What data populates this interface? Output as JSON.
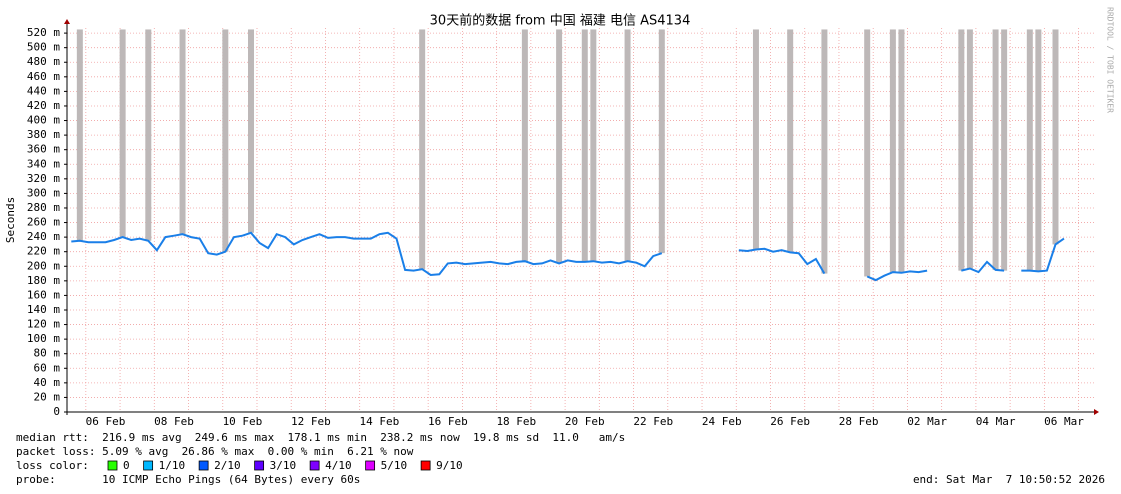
{
  "chart_data": {
    "type": "line",
    "title": "30天前的数据 from 中国 福建 电信 AS4134",
    "ylabel": "Seconds",
    "credit": "RRDTOOL / TOBI OETIKER",
    "color": "#1a7fe8",
    "smoke_color": "#bdb8b8",
    "grid": true,
    "ylim": [
      0,
      527
    ],
    "yticks": [
      0,
      {
        "value": 20,
        "label": "20 m"
      },
      {
        "value": 40,
        "label": "40 m"
      },
      {
        "value": 60,
        "label": "60 m"
      },
      {
        "value": 80,
        "label": "80 m"
      },
      {
        "value": 100,
        "label": "100 m"
      },
      {
        "value": 120,
        "label": "120 m"
      },
      {
        "value": 140,
        "label": "140 m"
      },
      {
        "value": 160,
        "label": "160 m"
      },
      {
        "value": 180,
        "label": "180 m"
      },
      {
        "value": 200,
        "label": "200 m"
      },
      {
        "value": 220,
        "label": "220 m"
      },
      {
        "value": 240,
        "label": "240 m"
      },
      {
        "value": 260,
        "label": "260 m"
      },
      {
        "value": 280,
        "label": "280 m"
      },
      {
        "value": 300,
        "label": "300 m"
      },
      {
        "value": 320,
        "label": "320 m"
      },
      {
        "value": 340,
        "label": "340 m"
      },
      {
        "value": 360,
        "label": "360 m"
      },
      {
        "value": 380,
        "label": "380 m"
      },
      {
        "value": 400,
        "label": "400 m"
      },
      {
        "value": 420,
        "label": "420 m"
      },
      {
        "value": 440,
        "label": "440 m"
      },
      {
        "value": 460,
        "label": "460 m"
      },
      {
        "value": 480,
        "label": "480 m"
      },
      {
        "value": 500,
        "label": "500 m"
      },
      {
        "value": 520,
        "label": "520 m"
      }
    ],
    "categories": [
      null,
      null,
      null,
      null,
      "06 Feb",
      null,
      null,
      null,
      null,
      null,
      null,
      null,
      "08 Feb",
      null,
      null,
      null,
      null,
      null,
      null,
      null,
      "10 Feb",
      null,
      null,
      null,
      null,
      null,
      null,
      null,
      "12 Feb",
      null,
      null,
      null,
      null,
      null,
      null,
      null,
      "14 Feb",
      null,
      null,
      null,
      null,
      null,
      null,
      null,
      "16 Feb",
      null,
      null,
      null,
      null,
      null,
      null,
      null,
      "18 Feb",
      null,
      null,
      null,
      null,
      null,
      null,
      null,
      "20 Feb",
      null,
      null,
      null,
      null,
      null,
      null,
      null,
      "22 Feb",
      null,
      null,
      null,
      null,
      null,
      null,
      null,
      "24 Feb",
      null,
      null,
      null,
      null,
      null,
      null,
      null,
      "26 Feb",
      null,
      null,
      null,
      null,
      null,
      null,
      null,
      "28 Feb",
      null,
      null,
      null,
      null,
      null,
      null,
      null,
      "02 Mar",
      null,
      null,
      null,
      null,
      null,
      null,
      null,
      "04 Mar",
      null,
      null,
      null,
      null,
      null,
      null,
      null,
      "06 Mar",
      null,
      null,
      null
    ],
    "values": [
      234,
      235,
      233,
      233,
      233,
      236,
      240,
      236,
      238,
      235,
      222,
      240,
      242,
      244,
      240,
      238,
      218,
      216,
      220,
      240,
      242,
      246,
      232,
      225,
      244,
      240,
      230,
      236,
      240,
      244,
      239,
      240,
      240,
      238,
      238,
      238,
      244,
      246,
      238,
      195,
      194,
      196,
      188,
      189,
      204,
      205,
      203,
      204,
      205,
      206,
      204,
      203,
      206,
      207,
      203,
      204,
      208,
      204,
      208,
      206,
      206,
      207,
      205,
      206,
      204,
      207,
      205,
      200,
      214,
      218,
      null,
      null,
      null,
      null,
      null,
      null,
      null,
      null,
      222,
      221,
      223,
      224,
      220,
      222,
      219,
      218,
      203,
      210,
      190,
      null,
      null,
      null,
      null,
      186,
      181,
      187,
      192,
      191,
      193,
      192,
      194,
      null,
      null,
      null,
      194,
      197,
      192,
      206,
      195,
      194,
      null,
      194,
      194,
      193,
      194,
      230,
      238,
      null,
      null,
      null
    ],
    "smoke_max": [
      null,
      525,
      null,
      null,
      null,
      null,
      525,
      null,
      null,
      525,
      null,
      null,
      null,
      525,
      null,
      null,
      null,
      null,
      525,
      null,
      null,
      525,
      null,
      null,
      null,
      null,
      null,
      null,
      null,
      null,
      null,
      null,
      null,
      null,
      null,
      null,
      null,
      null,
      null,
      null,
      null,
      525,
      null,
      null,
      null,
      null,
      null,
      null,
      null,
      null,
      null,
      null,
      null,
      525,
      null,
      null,
      null,
      525,
      null,
      null,
      525,
      525,
      null,
      null,
      null,
      525,
      null,
      null,
      null,
      525,
      null,
      null,
      null,
      null,
      null,
      null,
      null,
      null,
      null,
      null,
      525,
      null,
      null,
      null,
      525,
      null,
      null,
      null,
      525,
      null,
      null,
      null,
      null,
      525,
      null,
      null,
      525,
      525,
      null,
      null,
      null,
      null,
      null,
      null,
      525,
      525,
      null,
      null,
      525,
      525,
      null,
      null,
      525,
      525,
      null,
      525,
      null,
      null,
      null,
      null
    ],
    "stats": [
      "median rtt:  216.9 ms avg  249.6 ms max  178.1 ms min  238.2 ms now  19.8 ms sd  11.0   am/s",
      "packet loss: 5.09 % avg  26.86 % max  0.00 % min  6.21 % now"
    ],
    "loss_label": "loss color:",
    "loss_colors": [
      {
        "label": "0",
        "color": "#26ff00"
      },
      {
        "label": "1/10",
        "color": "#00b8ff"
      },
      {
        "label": "2/10",
        "color": "#0059ff"
      },
      {
        "label": "3/10",
        "color": "#5e00ff"
      },
      {
        "label": "4/10",
        "color": "#7e00ff"
      },
      {
        "label": "5/10",
        "color": "#dd00ff"
      },
      {
        "label": "9/10",
        "color": "#ff0000"
      }
    ],
    "probe": "probe:       10 ICMP Echo Pings (64 Bytes) every 60s",
    "end": "end: Sat Mar  7 10:50:52 2026"
  }
}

• _THE REQUEST_
Write out again every line above exactly as given; the pictures do not belong in the copy.

• _CORRECT RESULT_
What data populates this interface? Output as JSON.
{
  "chart_data": {
    "type": "line",
    "title": "30天前的数据 from 中国 福建 电信 AS4134",
    "ylabel": "Seconds",
    "credit": "RRDTOOL / TOBI OETIKER",
    "color": "#1a7fe8",
    "smoke_color": "#bdb8b8",
    "grid": true,
    "ylim": [
      0,
      527
    ],
    "yticks": [
      0,
      {
        "value": 20,
        "label": "20 m"
      },
      {
        "value": 40,
        "label": "40 m"
      },
      {
        "value": 60,
        "label": "60 m"
      },
      {
        "value": 80,
        "label": "80 m"
      },
      {
        "value": 100,
        "label": "100 m"
      },
      {
        "value": 120,
        "label": "120 m"
      },
      {
        "value": 140,
        "label": "140 m"
      },
      {
        "value": 160,
        "label": "160 m"
      },
      {
        "value": 180,
        "label": "180 m"
      },
      {
        "value": 200,
        "label": "200 m"
      },
      {
        "value": 220,
        "label": "220 m"
      },
      {
        "value": 240,
        "label": "240 m"
      },
      {
        "value": 260,
        "label": "260 m"
      },
      {
        "value": 280,
        "label": "280 m"
      },
      {
        "value": 300,
        "label": "300 m"
      },
      {
        "value": 320,
        "label": "320 m"
      },
      {
        "value": 340,
        "label": "340 m"
      },
      {
        "value": 360,
        "label": "360 m"
      },
      {
        "value": 380,
        "label": "380 m"
      },
      {
        "value": 400,
        "label": "400 m"
      },
      {
        "value": 420,
        "label": "420 m"
      },
      {
        "value": 440,
        "label": "440 m"
      },
      {
        "value": 460,
        "label": "460 m"
      },
      {
        "value": 480,
        "label": "480 m"
      },
      {
        "value": 500,
        "label": "500 m"
      },
      {
        "value": 520,
        "label": "520 m"
      }
    ],
    "categories": [
      null,
      null,
      null,
      null,
      "06 Feb",
      null,
      null,
      null,
      null,
      null,
      null,
      null,
      "08 Feb",
      null,
      null,
      null,
      null,
      null,
      null,
      null,
      "10 Feb",
      null,
      null,
      null,
      null,
      null,
      null,
      null,
      "12 Feb",
      null,
      null,
      null,
      null,
      null,
      null,
      null,
      "14 Feb",
      null,
      null,
      null,
      null,
      null,
      null,
      null,
      "16 Feb",
      null,
      null,
      null,
      null,
      null,
      null,
      null,
      "18 Feb",
      null,
      null,
      null,
      null,
      null,
      null,
      null,
      "20 Feb",
      null,
      null,
      null,
      null,
      null,
      null,
      null,
      "22 Feb",
      null,
      null,
      null,
      null,
      null,
      null,
      null,
      "24 Feb",
      null,
      null,
      null,
      null,
      null,
      null,
      null,
      "26 Feb",
      null,
      null,
      null,
      null,
      null,
      null,
      null,
      "28 Feb",
      null,
      null,
      null,
      null,
      null,
      null,
      null,
      "02 Mar",
      null,
      null,
      null,
      null,
      null,
      null,
      null,
      "04 Mar",
      null,
      null,
      null,
      null,
      null,
      null,
      null,
      "06 Mar",
      null,
      null,
      null
    ],
    "values": [
      234,
      235,
      233,
      233,
      233,
      236,
      240,
      236,
      238,
      235,
      222,
      240,
      242,
      244,
      240,
      238,
      218,
      216,
      220,
      240,
      242,
      246,
      232,
      225,
      244,
      240,
      230,
      236,
      240,
      244,
      239,
      240,
      240,
      238,
      238,
      238,
      244,
      246,
      238,
      195,
      194,
      196,
      188,
      189,
      204,
      205,
      203,
      204,
      205,
      206,
      204,
      203,
      206,
      207,
      203,
      204,
      208,
      204,
      208,
      206,
      206,
      207,
      205,
      206,
      204,
      207,
      205,
      200,
      214,
      218,
      null,
      null,
      null,
      null,
      null,
      null,
      null,
      null,
      222,
      221,
      223,
      224,
      220,
      222,
      219,
      218,
      203,
      210,
      190,
      null,
      null,
      null,
      null,
      186,
      181,
      187,
      192,
      191,
      193,
      192,
      194,
      null,
      null,
      null,
      194,
      197,
      192,
      206,
      195,
      194,
      null,
      194,
      194,
      193,
      194,
      230,
      238,
      null,
      null,
      null
    ],
    "smoke_max": [
      null,
      525,
      null,
      null,
      null,
      null,
      525,
      null,
      null,
      525,
      null,
      null,
      null,
      525,
      null,
      null,
      null,
      null,
      525,
      null,
      null,
      525,
      null,
      null,
      null,
      null,
      null,
      null,
      null,
      null,
      null,
      null,
      null,
      null,
      null,
      null,
      null,
      null,
      null,
      null,
      null,
      525,
      null,
      null,
      null,
      null,
      null,
      null,
      null,
      null,
      null,
      null,
      null,
      525,
      null,
      null,
      null,
      525,
      null,
      null,
      525,
      525,
      null,
      null,
      null,
      525,
      null,
      null,
      null,
      525,
      null,
      null,
      null,
      null,
      null,
      null,
      null,
      null,
      null,
      null,
      525,
      null,
      null,
      null,
      525,
      null,
      null,
      null,
      525,
      null,
      null,
      null,
      null,
      525,
      null,
      null,
      525,
      525,
      null,
      null,
      null,
      null,
      null,
      null,
      525,
      525,
      null,
      null,
      525,
      525,
      null,
      null,
      525,
      525,
      null,
      525,
      null,
      null,
      null,
      null
    ],
    "stats": [
      "median rtt:  216.9 ms avg  249.6 ms max  178.1 ms min  238.2 ms now  19.8 ms sd  11.0   am/s",
      "packet loss: 5.09 % avg  26.86 % max  0.00 % min  6.21 % now"
    ],
    "loss_label": "loss color:",
    "loss_colors": [
      {
        "label": "0",
        "color": "#26ff00"
      },
      {
        "label": "1/10",
        "color": "#00b8ff"
      },
      {
        "label": "2/10",
        "color": "#0059ff"
      },
      {
        "label": "3/10",
        "color": "#5e00ff"
      },
      {
        "label": "4/10",
        "color": "#7e00ff"
      },
      {
        "label": "5/10",
        "color": "#dd00ff"
      },
      {
        "label": "9/10",
        "color": "#ff0000"
      }
    ],
    "probe": "probe:       10 ICMP Echo Pings (64 Bytes) every 60s",
    "end": "end: Sat Mar  7 10:50:52 2026"
  }
}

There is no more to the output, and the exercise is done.